* [Task inputs]:

((

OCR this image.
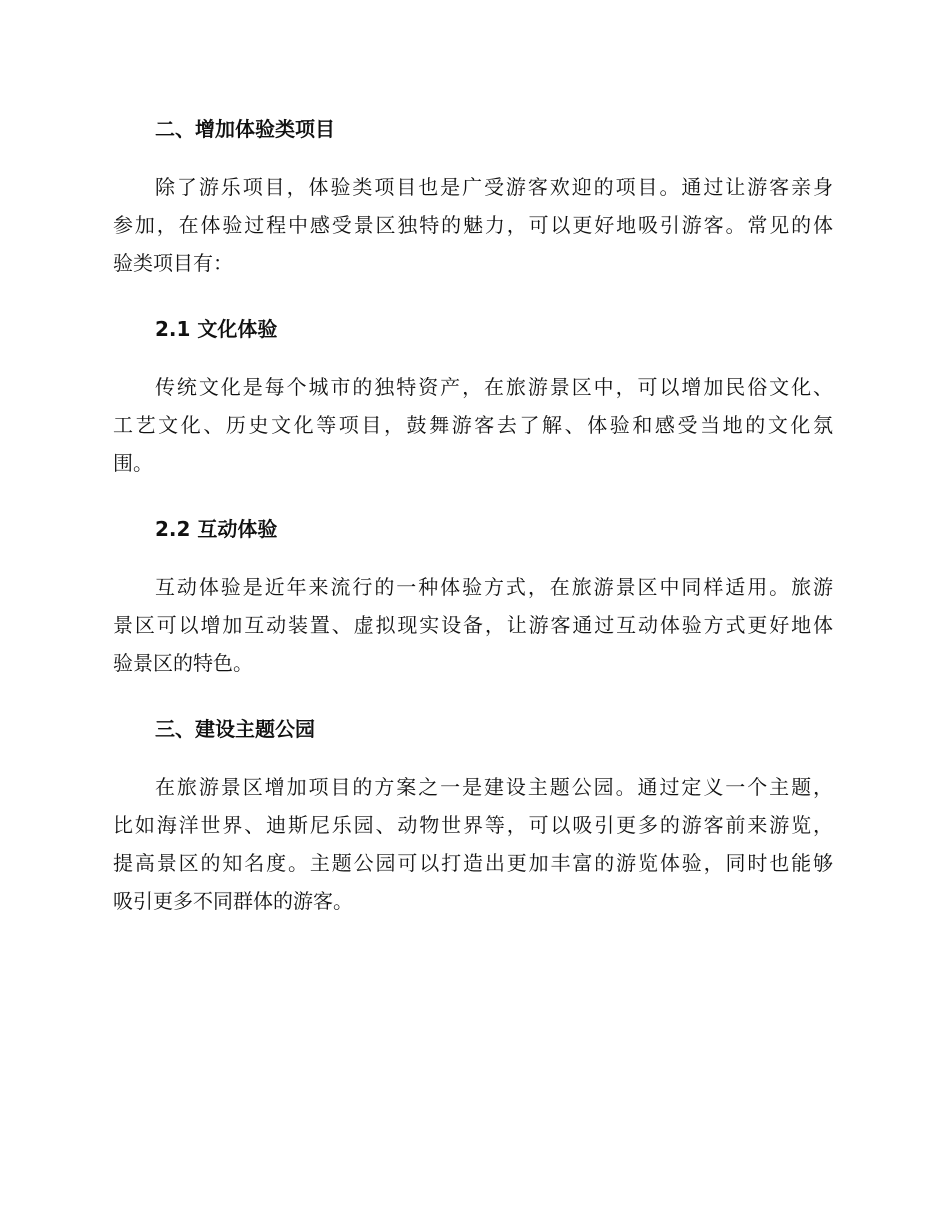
二、增加体验类项目
除了游乐项目，体验类项目也是广受游客欢迎的项目。通过让游客亲身
参加，在体验过程中感受景区独特的魅力，可以更好地吸引游客。常见的体
验类项目有：
2.1 文化体验
传统文化是每个城市的独特资产，在旅游景区中，可以增加民俗文化、
工艺文化、历史文化等项目，鼓舞游客去了解、体验和感受当地的文化氛
围。
2.2 互动体验
互动体验是近年来流行的一种体验方式，在旅游景区中同样适用。旅游
景区可以增加互动装置、虚拟现实设备，让游客通过互动体验方式更好地体
验景区的特色。
三、建设主题公园
在旅游景区增加项目的方案之一是建设主题公园。通过定义一个主题，
比如海洋世界、迪斯尼乐园、动物世界等，可以吸引更多的游客前来游览，
提高景区的知名度。主题公园可以打造出更加丰富的游览体验，同时也能够
吸引更多不同群体的游客。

))

* [Work to be completed]: Leave out the pictures and transcribe everything else exactly.

* [Output of the exercise]:
OCR this image.
二、增加体验类项目
除了游乐项目，体验类项目也是广受游客欢迎的项目。通过让游客亲身
参加，在体验过程中感受景区独特的魅力，可以更好地吸引游客。常见的体
验类项目有：
2.1 文化体验
传统文化是每个城市的独特资产，在旅游景区中，可以增加民俗文化、
工艺文化、历史文化等项目，鼓舞游客去了解、体验和感受当地的文化氛
围。
2.2 互动体验
互动体验是近年来流行的一种体验方式，在旅游景区中同样适用。旅游
景区可以增加互动装置、虚拟现实设备，让游客通过互动体验方式更好地体
验景区的特色。
三、建设主题公园
在旅游景区增加项目的方案之一是建设主题公园。通过定义一个主题，
比如海洋世界、迪斯尼乐园、动物世界等，可以吸引更多的游客前来游览，
提高景区的知名度。主题公园可以打造出更加丰富的游览体验，同时也能够
吸引更多不同群体的游客。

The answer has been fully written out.